WHAT TO WORK ON: In the data below, find each line containing the string "JSON" and return it.

RECORDS SHOWN:
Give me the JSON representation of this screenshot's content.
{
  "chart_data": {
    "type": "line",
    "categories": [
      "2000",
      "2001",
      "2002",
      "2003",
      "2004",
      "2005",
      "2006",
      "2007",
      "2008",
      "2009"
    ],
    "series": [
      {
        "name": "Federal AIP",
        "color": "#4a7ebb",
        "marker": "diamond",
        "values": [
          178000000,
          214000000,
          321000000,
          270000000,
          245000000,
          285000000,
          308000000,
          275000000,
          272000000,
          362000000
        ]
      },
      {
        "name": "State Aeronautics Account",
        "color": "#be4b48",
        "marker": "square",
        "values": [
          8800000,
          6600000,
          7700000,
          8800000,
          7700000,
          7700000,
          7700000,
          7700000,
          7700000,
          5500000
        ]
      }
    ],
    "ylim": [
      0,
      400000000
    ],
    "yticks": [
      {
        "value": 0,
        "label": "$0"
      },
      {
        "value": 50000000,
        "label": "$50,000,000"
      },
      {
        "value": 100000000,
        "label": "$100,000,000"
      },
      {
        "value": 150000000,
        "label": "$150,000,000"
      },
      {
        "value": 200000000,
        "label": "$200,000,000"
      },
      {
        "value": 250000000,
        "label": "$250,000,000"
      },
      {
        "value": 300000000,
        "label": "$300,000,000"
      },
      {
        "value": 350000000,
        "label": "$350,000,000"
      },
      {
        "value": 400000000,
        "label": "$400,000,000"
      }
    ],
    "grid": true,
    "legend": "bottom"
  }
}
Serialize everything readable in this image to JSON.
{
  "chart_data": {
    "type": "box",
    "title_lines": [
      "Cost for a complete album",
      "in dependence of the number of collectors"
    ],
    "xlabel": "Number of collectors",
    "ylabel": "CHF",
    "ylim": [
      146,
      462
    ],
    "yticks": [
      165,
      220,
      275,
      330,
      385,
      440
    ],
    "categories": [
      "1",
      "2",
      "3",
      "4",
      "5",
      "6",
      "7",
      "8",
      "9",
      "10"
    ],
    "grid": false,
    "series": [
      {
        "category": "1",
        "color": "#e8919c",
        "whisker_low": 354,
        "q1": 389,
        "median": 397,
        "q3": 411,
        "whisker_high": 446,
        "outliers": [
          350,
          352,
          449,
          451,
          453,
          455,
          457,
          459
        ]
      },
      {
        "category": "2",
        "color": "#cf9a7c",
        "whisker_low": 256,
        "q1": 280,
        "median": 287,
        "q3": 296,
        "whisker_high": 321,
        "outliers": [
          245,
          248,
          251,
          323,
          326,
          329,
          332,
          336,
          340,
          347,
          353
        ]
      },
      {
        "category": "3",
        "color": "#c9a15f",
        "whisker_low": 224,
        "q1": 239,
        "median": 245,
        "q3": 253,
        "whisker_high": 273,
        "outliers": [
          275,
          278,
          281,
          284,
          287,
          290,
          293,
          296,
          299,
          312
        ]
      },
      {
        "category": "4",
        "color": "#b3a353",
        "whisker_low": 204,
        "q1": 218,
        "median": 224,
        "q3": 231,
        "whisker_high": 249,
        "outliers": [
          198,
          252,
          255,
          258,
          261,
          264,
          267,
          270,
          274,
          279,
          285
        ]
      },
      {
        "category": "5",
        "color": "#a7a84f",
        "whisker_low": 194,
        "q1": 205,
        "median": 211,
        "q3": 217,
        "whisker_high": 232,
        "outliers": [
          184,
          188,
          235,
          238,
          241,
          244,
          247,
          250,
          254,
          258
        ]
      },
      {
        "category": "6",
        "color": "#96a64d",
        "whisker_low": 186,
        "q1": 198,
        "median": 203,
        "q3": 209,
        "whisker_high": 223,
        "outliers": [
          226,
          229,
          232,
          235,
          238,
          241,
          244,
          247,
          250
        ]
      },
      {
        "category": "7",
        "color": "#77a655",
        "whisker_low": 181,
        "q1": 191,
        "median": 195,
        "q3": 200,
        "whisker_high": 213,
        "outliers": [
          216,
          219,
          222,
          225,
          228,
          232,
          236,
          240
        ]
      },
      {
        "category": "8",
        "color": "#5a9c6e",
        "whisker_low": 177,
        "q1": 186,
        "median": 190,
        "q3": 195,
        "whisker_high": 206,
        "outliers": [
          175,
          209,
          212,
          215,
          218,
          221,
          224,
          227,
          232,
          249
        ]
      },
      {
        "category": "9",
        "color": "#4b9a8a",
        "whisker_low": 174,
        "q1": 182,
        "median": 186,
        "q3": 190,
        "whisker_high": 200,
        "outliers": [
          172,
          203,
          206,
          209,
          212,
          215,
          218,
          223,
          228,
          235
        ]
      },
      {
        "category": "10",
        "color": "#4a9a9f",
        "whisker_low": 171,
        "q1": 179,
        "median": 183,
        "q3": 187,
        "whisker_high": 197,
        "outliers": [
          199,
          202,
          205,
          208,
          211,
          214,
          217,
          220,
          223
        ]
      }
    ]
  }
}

TASK RESPONSE:
Give me the JSON representation of this screenshot's content.
Serialize everything readable in this image to JSON.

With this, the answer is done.